── EXTRACTED MATERIAL ──

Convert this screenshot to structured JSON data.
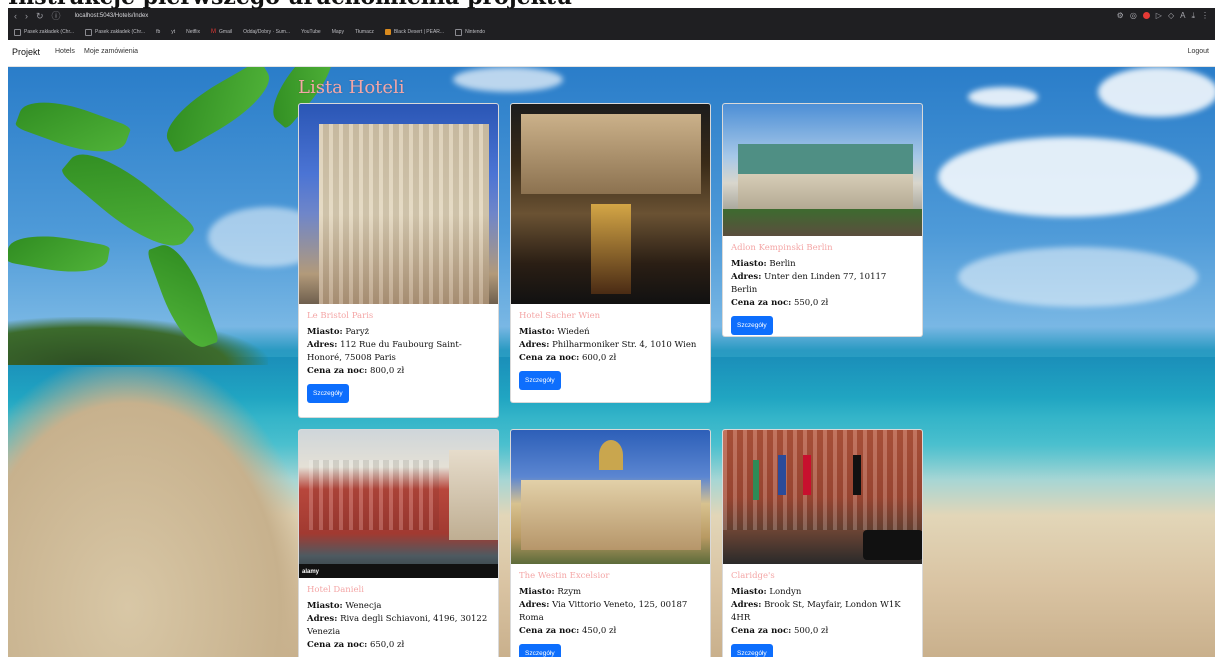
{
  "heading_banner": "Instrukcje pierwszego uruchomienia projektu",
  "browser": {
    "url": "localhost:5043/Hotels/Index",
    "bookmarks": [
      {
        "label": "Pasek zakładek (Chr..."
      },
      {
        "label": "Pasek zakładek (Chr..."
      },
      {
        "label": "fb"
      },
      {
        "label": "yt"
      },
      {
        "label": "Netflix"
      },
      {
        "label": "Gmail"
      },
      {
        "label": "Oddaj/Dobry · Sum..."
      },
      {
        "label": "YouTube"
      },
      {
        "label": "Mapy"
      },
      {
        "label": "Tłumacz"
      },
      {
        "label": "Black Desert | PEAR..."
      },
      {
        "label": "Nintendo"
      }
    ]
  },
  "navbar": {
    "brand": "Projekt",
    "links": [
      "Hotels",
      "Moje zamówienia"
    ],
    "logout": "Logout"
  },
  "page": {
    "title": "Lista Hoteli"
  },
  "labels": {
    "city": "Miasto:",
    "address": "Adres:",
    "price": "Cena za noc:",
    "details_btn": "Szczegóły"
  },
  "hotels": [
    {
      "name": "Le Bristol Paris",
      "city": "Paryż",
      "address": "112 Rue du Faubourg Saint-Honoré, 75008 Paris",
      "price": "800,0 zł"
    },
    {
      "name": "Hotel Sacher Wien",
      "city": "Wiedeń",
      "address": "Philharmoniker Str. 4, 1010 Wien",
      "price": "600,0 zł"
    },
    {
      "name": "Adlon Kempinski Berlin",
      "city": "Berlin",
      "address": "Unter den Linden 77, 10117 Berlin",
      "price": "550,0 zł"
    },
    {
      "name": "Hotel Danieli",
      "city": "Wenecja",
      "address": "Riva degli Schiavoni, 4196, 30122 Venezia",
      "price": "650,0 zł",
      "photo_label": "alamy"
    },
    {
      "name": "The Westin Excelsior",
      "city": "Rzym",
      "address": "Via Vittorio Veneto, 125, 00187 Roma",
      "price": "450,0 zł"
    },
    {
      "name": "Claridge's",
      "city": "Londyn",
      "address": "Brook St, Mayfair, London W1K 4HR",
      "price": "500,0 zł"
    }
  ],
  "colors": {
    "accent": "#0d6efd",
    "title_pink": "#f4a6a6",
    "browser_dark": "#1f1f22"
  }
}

───
── EXTRACTED MATERIAL ──

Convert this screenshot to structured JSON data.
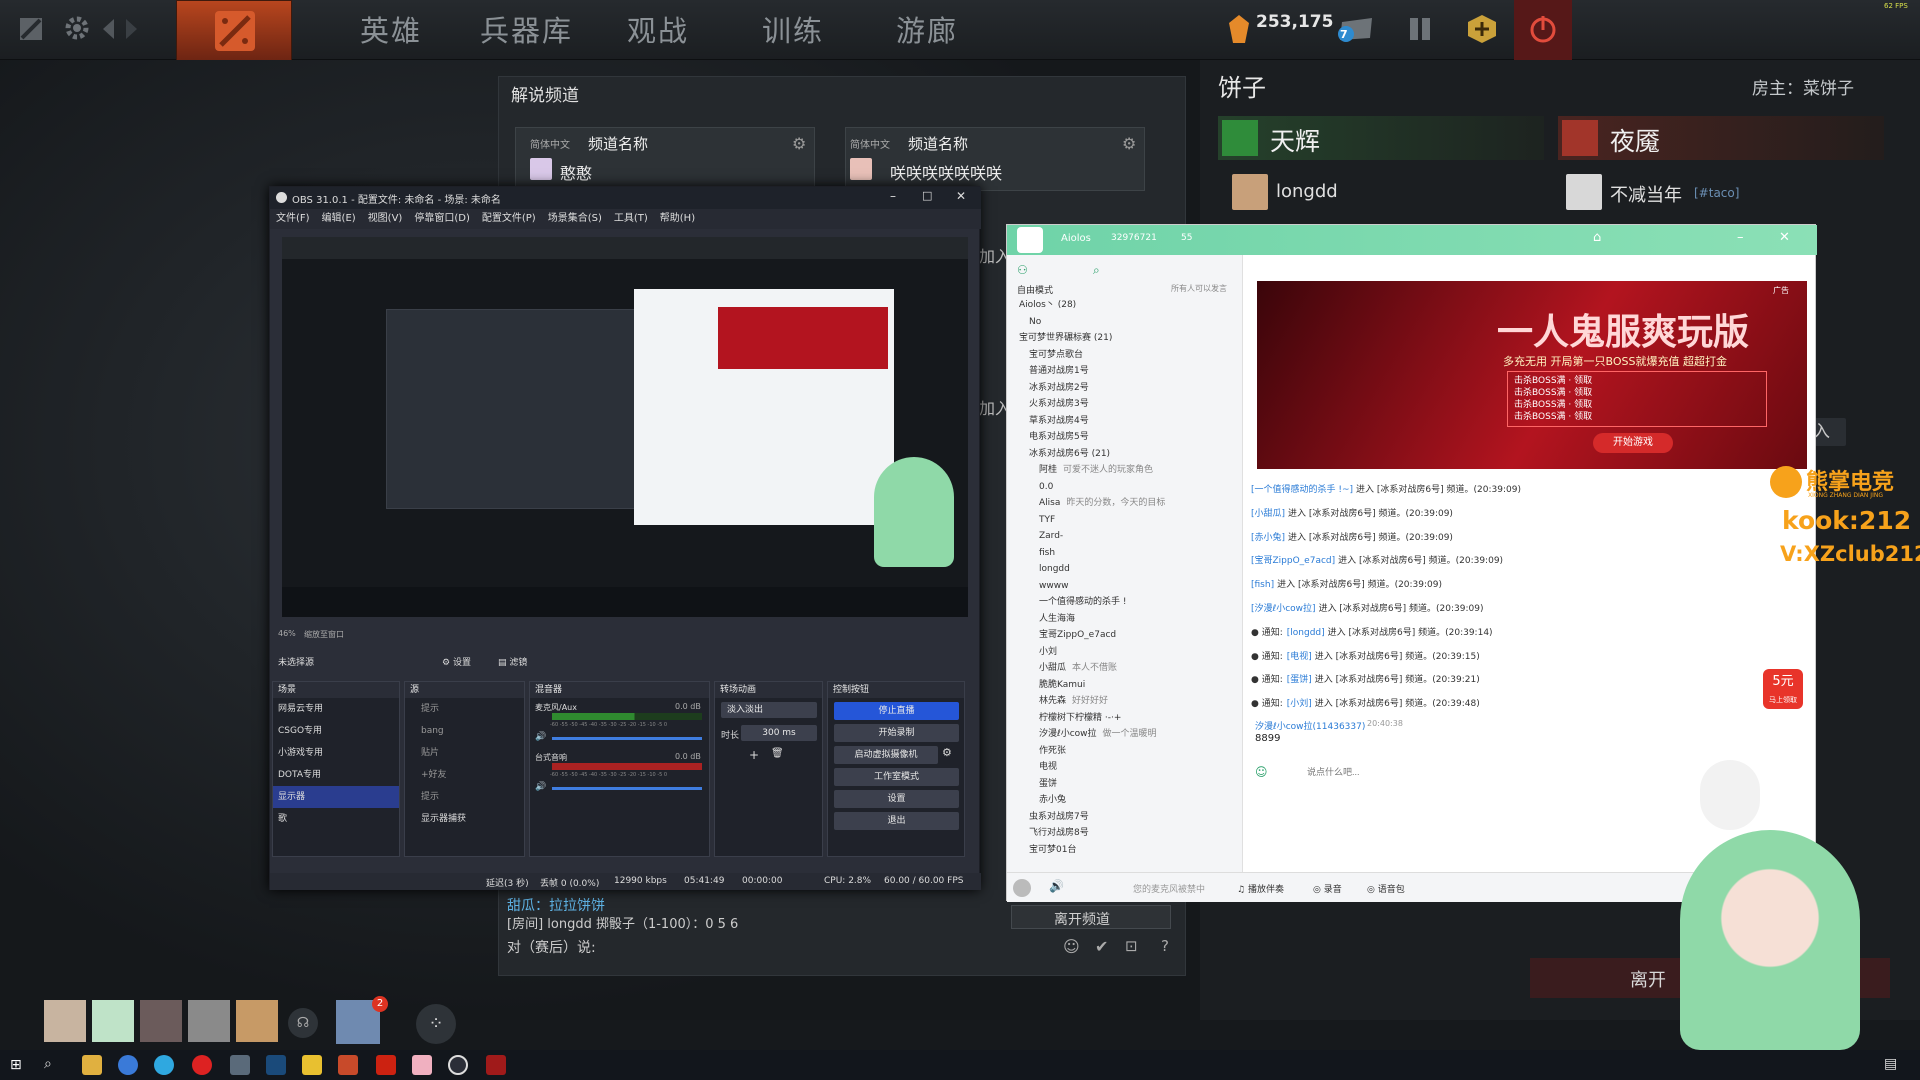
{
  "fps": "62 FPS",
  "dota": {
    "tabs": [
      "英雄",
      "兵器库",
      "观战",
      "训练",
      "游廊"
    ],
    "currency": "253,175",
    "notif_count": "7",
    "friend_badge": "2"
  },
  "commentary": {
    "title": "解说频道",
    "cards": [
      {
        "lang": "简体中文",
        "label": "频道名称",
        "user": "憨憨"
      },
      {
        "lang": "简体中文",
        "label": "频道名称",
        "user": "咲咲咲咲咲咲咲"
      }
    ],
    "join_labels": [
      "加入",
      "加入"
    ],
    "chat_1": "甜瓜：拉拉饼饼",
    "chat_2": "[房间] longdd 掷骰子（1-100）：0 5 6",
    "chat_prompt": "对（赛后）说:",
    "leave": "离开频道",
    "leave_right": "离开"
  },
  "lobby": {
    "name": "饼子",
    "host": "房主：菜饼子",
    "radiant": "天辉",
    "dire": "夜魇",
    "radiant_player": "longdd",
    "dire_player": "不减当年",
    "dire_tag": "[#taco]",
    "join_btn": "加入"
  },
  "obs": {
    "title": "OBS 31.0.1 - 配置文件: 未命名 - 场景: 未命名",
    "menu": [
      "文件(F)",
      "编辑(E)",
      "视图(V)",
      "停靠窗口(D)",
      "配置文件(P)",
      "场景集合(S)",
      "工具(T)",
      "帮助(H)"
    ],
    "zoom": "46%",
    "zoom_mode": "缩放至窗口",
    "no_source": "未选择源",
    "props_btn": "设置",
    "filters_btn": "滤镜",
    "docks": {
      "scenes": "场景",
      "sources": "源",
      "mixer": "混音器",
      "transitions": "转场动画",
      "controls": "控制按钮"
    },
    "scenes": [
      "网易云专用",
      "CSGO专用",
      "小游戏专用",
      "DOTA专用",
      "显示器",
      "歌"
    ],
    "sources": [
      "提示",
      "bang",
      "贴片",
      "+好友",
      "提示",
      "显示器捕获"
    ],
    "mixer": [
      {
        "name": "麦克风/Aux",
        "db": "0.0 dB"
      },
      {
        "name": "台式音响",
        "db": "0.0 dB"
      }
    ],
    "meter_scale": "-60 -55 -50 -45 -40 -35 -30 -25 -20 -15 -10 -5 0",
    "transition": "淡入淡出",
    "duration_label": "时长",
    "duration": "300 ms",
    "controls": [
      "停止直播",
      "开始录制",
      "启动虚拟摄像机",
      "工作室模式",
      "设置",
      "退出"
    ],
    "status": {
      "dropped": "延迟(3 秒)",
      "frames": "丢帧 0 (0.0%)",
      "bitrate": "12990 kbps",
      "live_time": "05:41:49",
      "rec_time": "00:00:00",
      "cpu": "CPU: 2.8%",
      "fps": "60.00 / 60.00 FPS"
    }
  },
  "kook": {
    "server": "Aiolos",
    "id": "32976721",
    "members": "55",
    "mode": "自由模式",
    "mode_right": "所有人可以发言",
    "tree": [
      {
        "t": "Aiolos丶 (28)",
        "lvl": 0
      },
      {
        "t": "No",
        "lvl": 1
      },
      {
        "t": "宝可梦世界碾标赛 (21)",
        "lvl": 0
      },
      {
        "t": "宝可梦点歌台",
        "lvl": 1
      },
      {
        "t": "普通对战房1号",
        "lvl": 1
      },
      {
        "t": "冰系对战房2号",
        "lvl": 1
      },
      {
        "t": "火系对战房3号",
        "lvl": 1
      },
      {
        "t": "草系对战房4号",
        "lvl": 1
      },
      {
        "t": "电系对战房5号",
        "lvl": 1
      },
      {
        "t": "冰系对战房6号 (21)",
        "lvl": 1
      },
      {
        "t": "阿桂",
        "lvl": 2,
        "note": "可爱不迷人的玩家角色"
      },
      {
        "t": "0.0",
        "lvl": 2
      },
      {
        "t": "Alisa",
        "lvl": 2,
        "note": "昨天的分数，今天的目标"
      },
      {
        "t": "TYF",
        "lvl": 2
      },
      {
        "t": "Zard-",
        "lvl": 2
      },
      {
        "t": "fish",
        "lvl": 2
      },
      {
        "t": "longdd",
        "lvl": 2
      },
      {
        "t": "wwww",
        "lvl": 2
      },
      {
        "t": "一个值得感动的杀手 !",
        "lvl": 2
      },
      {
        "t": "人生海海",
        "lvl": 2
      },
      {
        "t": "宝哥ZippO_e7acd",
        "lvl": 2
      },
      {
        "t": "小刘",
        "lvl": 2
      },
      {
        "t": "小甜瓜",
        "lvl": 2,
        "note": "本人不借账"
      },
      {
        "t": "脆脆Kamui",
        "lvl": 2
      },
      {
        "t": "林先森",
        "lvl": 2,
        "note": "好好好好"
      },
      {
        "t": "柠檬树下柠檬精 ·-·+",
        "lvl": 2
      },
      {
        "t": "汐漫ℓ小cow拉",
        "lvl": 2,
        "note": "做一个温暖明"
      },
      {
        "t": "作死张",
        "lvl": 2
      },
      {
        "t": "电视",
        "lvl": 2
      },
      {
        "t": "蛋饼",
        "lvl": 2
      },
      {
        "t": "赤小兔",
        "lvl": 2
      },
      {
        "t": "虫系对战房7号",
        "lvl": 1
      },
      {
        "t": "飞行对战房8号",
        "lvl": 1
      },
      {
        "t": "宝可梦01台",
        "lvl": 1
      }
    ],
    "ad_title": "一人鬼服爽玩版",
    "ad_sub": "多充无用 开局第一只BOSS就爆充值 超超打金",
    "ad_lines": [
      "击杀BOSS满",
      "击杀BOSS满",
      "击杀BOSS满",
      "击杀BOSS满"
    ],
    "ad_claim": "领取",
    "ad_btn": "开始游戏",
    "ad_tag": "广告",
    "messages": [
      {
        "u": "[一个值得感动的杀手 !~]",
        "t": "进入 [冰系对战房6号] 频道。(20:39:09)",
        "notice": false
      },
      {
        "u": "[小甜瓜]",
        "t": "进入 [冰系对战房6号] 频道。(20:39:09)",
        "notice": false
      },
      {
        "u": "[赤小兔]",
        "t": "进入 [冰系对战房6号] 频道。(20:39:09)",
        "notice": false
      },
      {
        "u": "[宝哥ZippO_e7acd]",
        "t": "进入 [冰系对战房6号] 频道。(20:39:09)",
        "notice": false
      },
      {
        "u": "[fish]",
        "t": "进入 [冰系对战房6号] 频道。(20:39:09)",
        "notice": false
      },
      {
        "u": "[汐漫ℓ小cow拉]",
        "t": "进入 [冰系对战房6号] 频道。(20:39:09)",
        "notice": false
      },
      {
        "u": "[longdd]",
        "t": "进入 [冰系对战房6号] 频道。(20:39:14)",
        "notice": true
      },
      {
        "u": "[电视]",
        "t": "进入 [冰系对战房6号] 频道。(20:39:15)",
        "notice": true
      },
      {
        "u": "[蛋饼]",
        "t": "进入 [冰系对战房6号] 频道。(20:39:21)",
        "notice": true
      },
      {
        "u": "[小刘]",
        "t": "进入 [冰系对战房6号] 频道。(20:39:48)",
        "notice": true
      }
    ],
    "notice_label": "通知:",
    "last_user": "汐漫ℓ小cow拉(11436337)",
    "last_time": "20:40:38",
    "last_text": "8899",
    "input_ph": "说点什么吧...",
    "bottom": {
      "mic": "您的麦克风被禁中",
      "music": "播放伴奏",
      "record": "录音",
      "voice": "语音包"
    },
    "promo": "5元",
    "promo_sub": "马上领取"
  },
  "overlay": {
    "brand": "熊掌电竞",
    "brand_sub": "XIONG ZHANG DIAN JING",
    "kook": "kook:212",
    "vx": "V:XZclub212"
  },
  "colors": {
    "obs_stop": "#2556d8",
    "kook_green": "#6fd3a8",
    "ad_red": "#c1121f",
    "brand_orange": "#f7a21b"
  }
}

───

SET EXERCISE:
Return each full line of the entries that contains the word "longdd".

EXERCISE OUTPUT:
    "chat_2": "[房间] longdd 掷骰子（1-100）：0 5 6",
    "radiant_player": "longdd",
        "t": "longdd",
        "u": "[longdd]",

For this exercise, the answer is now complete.